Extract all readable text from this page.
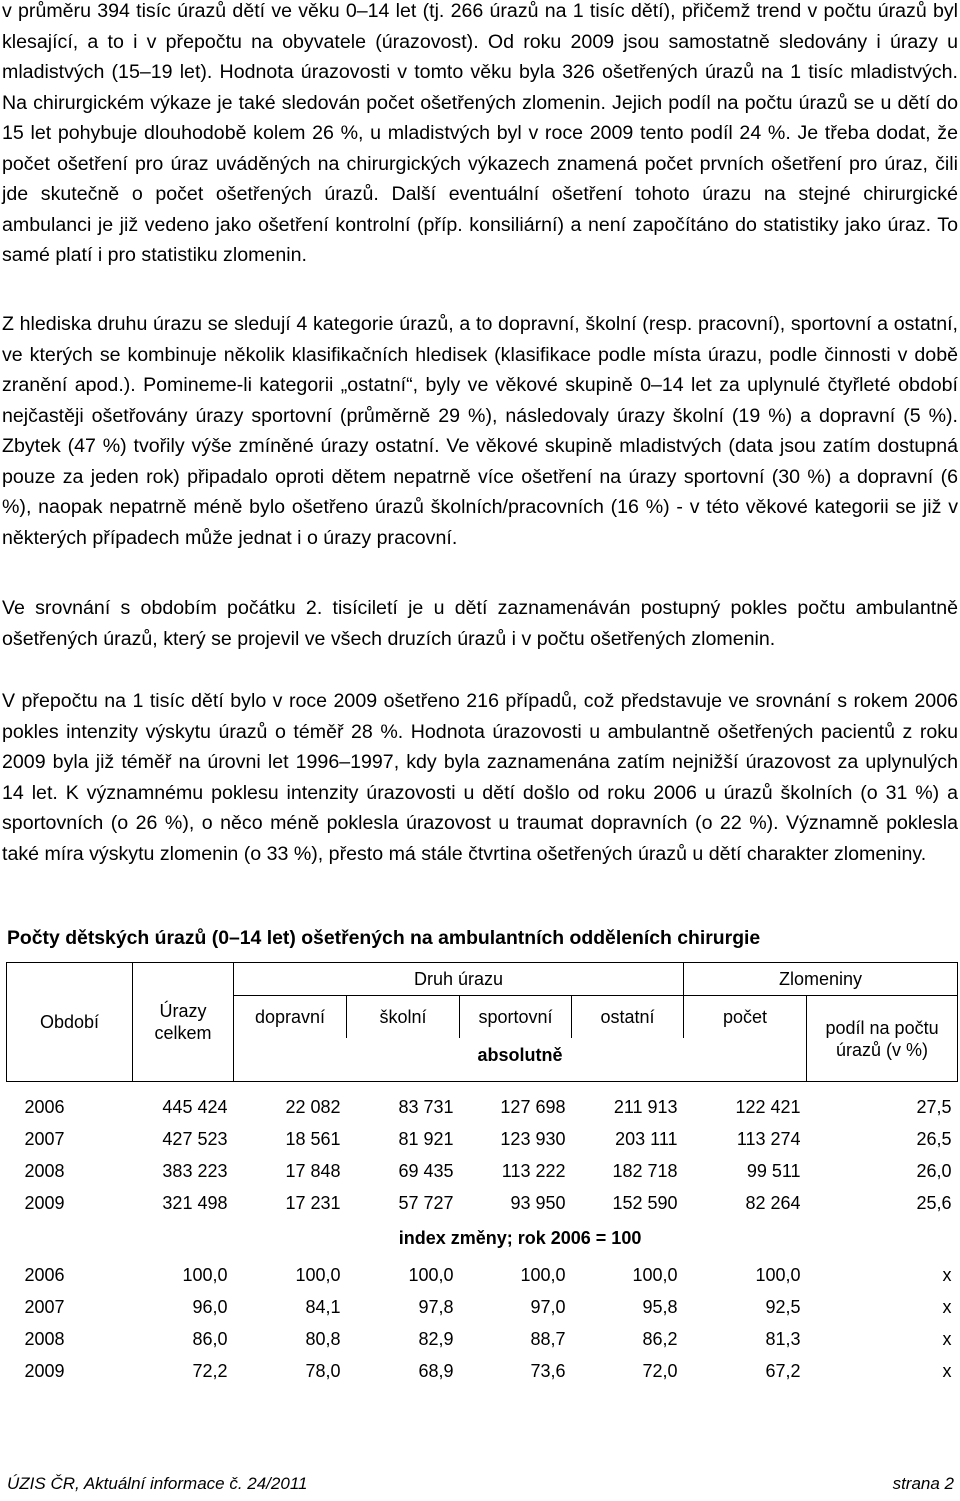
v průměru 394 tisíc úrazů dětí ve věku 0–14 let (tj. 266 úrazů na 1 tisíc dětí), přičemž trend v počtu úrazů byl klesající, a to i v přepočtu na obyvatele (úrazovost). Od roku 2009 jsou samostatně sledovány i úrazy u mladistvých (15–19 let). Hodnota úrazovosti v tomto věku byla 326 ošetřených úrazů na 1 tisíc mladistvých. Na chirurgickém výkaze je také sledován počet ošetřených zlomenin. Jejich podíl na počtu úrazů se u dětí do 15 let pohybuje dlouhodobě kolem 26 %, u mladistvých byl v roce 2009 tento podíl 24 %. Je třeba dodat, že počet ošetření pro úraz uváděných na chirurgických výkazech znamená počet prvních ošetření pro úraz, čili jde skutečně o počet ošetřených úrazů. Další eventuální ošetření tohoto úrazu na stejné chirurgické ambulanci je již vedeno jako ošetření kontrolní (příp. konsiliární) a není započítáno do statistiky jako úraz. To samé platí i pro statistiku zlomenin.

Z hlediska druhu úrazu se sledují 4 kategorie úrazů, a to dopravní, školní (resp. pracovní), sportovní a ostatní, ve kterých se kombinuje několik klasifikačních hledisek (klasifikace podle místa úrazu, podle činnosti v době zranění apod.). Pomineme-li kategorii „ostatní“, byly ve věkové skupině 0–14 let za uplynulé čtyřleté období nejčastěji ošetřovány úrazy sportovní (průměrně 29 %), následovaly úrazy školní (19 %) a dopravní (5 %). Zbytek (47 %) tvořily výše zmíněné úrazy ostatní. Ve věkové skupině mladistvých (data jsou zatím dostupná pouze za jeden rok) připadalo oproti dětem nepatrně více ošetření na úrazy sportovní (30 %) a dopravní (6 %), naopak nepatrně méně bylo ošetřeno úrazů školních/pracovních (16 %) - v této věkové kategorii se již v některých případech může jednat i o úrazy pracovní.

Ve srovnání s obdobím počátku 2. tisíciletí je u dětí zaznamenáván postupný pokles počtu ambulantně ošetřených úrazů, který se projevil ve všech druzích úrazů i v počtu ošetřených zlomenin.

V přepočtu na 1 tisíc dětí bylo v roce 2009 ošetřeno 216 případů, což představuje ve srovnání s rokem 2006 pokles intenzity výskytu úrazů o téměř 28 %. Hodnota úrazovosti u ambulantně ošetřených pacientů z roku 2009 byla již téměř na úrovni let 1996–1997, kdy byla zaznamenána zatím nejnižší úrazovost za uplynulých 14 let. K významnému poklesu intenzity úrazovosti u dětí došlo od roku 2006 u úrazů školních (o 31 %) a sportovních (o 26 %), o něco méně poklesla úrazovost u traumat dopravních (o 22 %). Významně poklesla také míra výskytu zlomenin (o 33 %), přesto má stále čtvrtina ošetřených úrazů u dětí charakter zlomeniny.

Počty dětských úrazů (0–14 let) ošetřených na ambulantních odděleních chirurgie

Období	Úrazy celkem	Druh úrazu				Zlomeniny	
		dopravní	školní	sportovní	ostatní	počet	podíl na počtu úrazů (v %)
		absolutně					

2006	445 424	22 082	83 731	127 698	211 913	122 421	27,5
2007	427 523	18 561	81 921	123 930	203 111	113 274	26,5
2008	383 223	17 848	69 435	113 222	182 718	99 511	26,0
2009	321 498	17 231	57 727	93 950	152 590	82 264	25,6
		index změny; rok 2006 = 100					

2006	100,0	100,0	100,0	100,0	100,0	100,0	x
2007	96,0	84,1	97,8	97,0	95,8	92,5	x
2008	86,0	80,8	82,9	88,7	86,2	81,3	x
2009	72,2	78,0	68,9	73,6	72,0	67,2	x
ÚZIS ČR, Aktuální informace č. 24/2011	strana 2
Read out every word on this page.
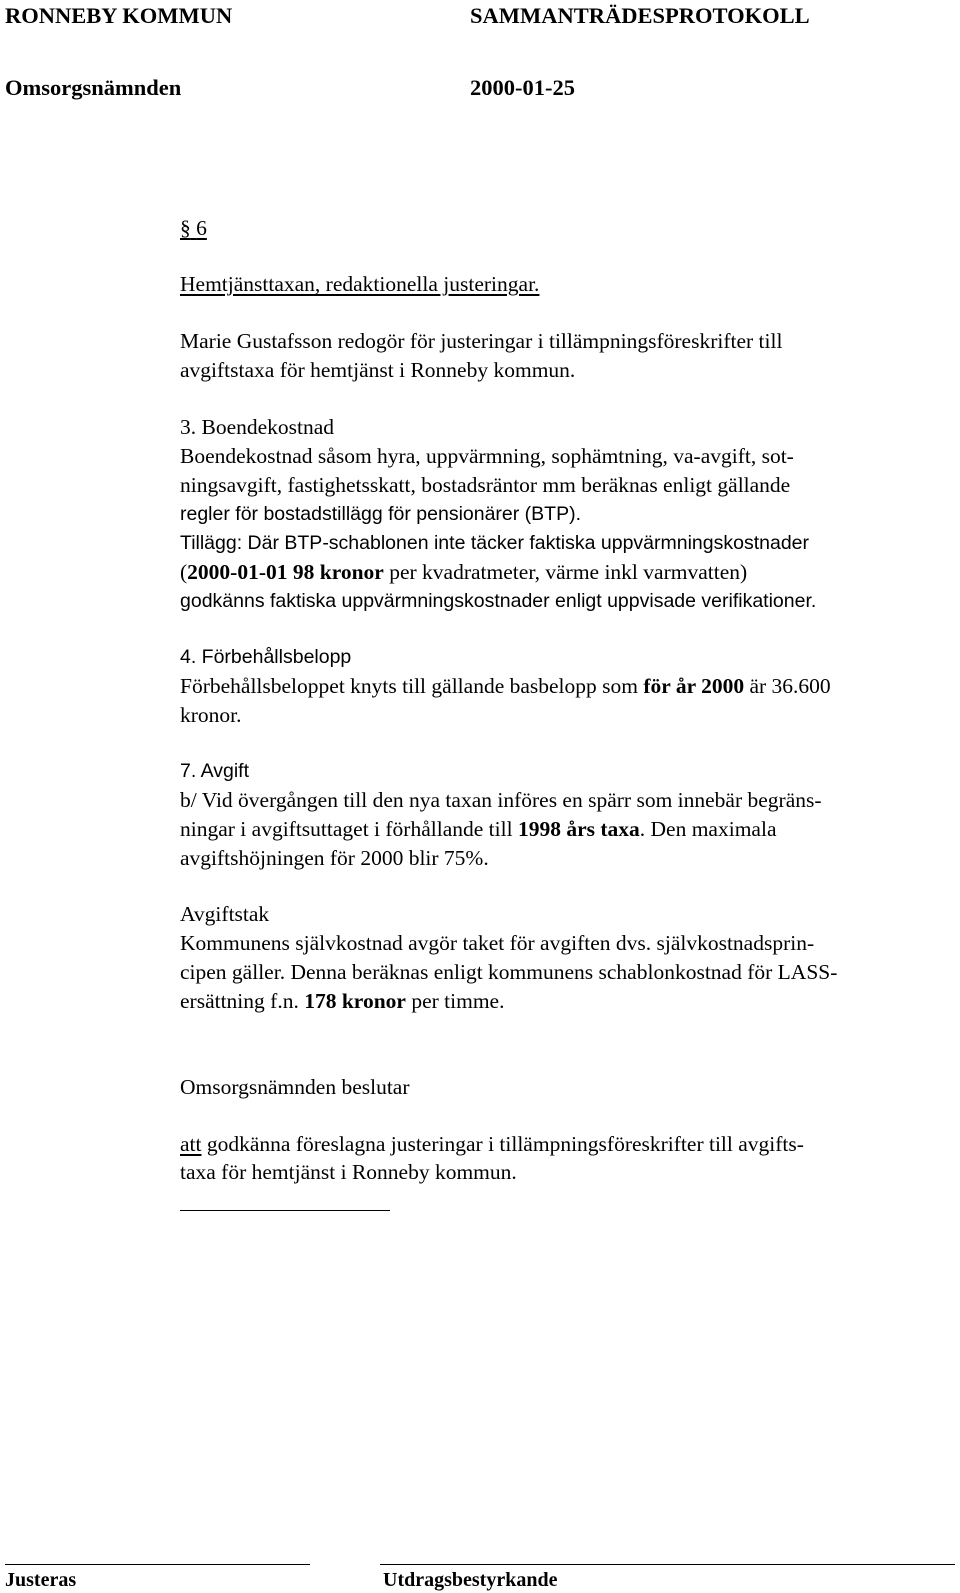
RONNEBY KOMMUN	SAMMANTRÄDESPROTOKOLL
Omsorgsnämnden	2000-01-25
§ 6
Hemtjänsttaxan, redaktionella justeringar.
Marie Gustafsson redogör för justeringar i tillämpningsföreskrifter till
avgiftstaxa för hemtjänst i Ronneby kommun.
3. Boendekostnad
Boendekostnad såsom hyra, uppvärmning, sophämtning, va-avgift, sot-
ningsavgift, fastighetsskatt, bostadsräntor mm beräknas enligt gällande
regler för bostadstillägg för pensionärer (BTP).
Tillägg: Där BTP-schablonen inte täcker faktiska uppvärmningskostnader
(2000-01-01 98 kronor per kvadratmeter, värme inkl varmvatten)
godkänns faktiska uppvärmningskostnader enligt uppvisade verifikationer.
4. Förbehållsbelopp
Förbehållsbeloppet knyts till gällande basbelopp som för år 2000 är 36.600
kronor.
7. Avgift
b/ Vid övergången till den nya taxan införes en spärr som innebär begräns-
ningar i avgiftsuttaget i förhållande till 1998 års taxa. Den maximala
avgiftshöjningen för 2000 blir 75%.
Avgiftstak
Kommunens självkostnad avgör taket för avgiften dvs. självkostnadsprin-
cipen gäller. Denna beräknas enligt kommunens schablonkostnad för LASS-
ersättning f.n. 178 kronor per timme.
Omsorgsnämnden beslutar
att godkänna föreslagna justeringar i tillämpningsföreskrifter till avgifts-
taxa för hemtjänst i Ronneby kommun.
Justeras	Utdragsbestyrkande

-*-*-

Repeat the line containing "Read out every word on this page." and every line after it up to the end of the material above, exactly as they stand, minus the pictures.

Written solution
Read out every word on this page.
RONNEBY KOMMUN	SAMMANTRÄDESPROTOKOLL
Omsorgsnämnden	2000-01-25
§ 6
Hemtjänsttaxan, redaktionella justeringar.
Marie Gustafsson redogör för justeringar i tillämpningsföreskrifter till
avgiftstaxa för hemtjänst i Ronneby kommun.
3. Boendekostnad
Boendekostnad såsom hyra, uppvärmning, sophämtning, va-avgift, sot-
ningsavgift, fastighetsskatt, bostadsräntor mm beräknas enligt gällande
regler för bostadstillägg för pensionärer (BTP).
Tillägg: Där BTP-schablonen inte täcker faktiska uppvärmningskostnader
(2000-01-01 98 kronor per kvadratmeter, värme inkl varmvatten)
godkänns faktiska uppvärmningskostnader enligt uppvisade verifikationer.
4. Förbehållsbelopp
Förbehållsbeloppet knyts till gällande basbelopp som för år 2000 är 36.600
kronor.
7. Avgift
b/ Vid övergången till den nya taxan införes en spärr som innebär begräns-
ningar i avgiftsuttaget i förhållande till 1998 års taxa. Den maximala
avgiftshöjningen för 2000 blir 75%.
Avgiftstak
Kommunens självkostnad avgör taket för avgiften dvs. självkostnadsprin-
cipen gäller. Denna beräknas enligt kommunens schablonkostnad för LASS-
ersättning f.n. 178 kronor per timme.
Omsorgsnämnden beslutar
att godkänna föreslagna justeringar i tillämpningsföreskrifter till avgifts-
taxa för hemtjänst i Ronneby kommun.
Justeras	Utdragsbestyrkande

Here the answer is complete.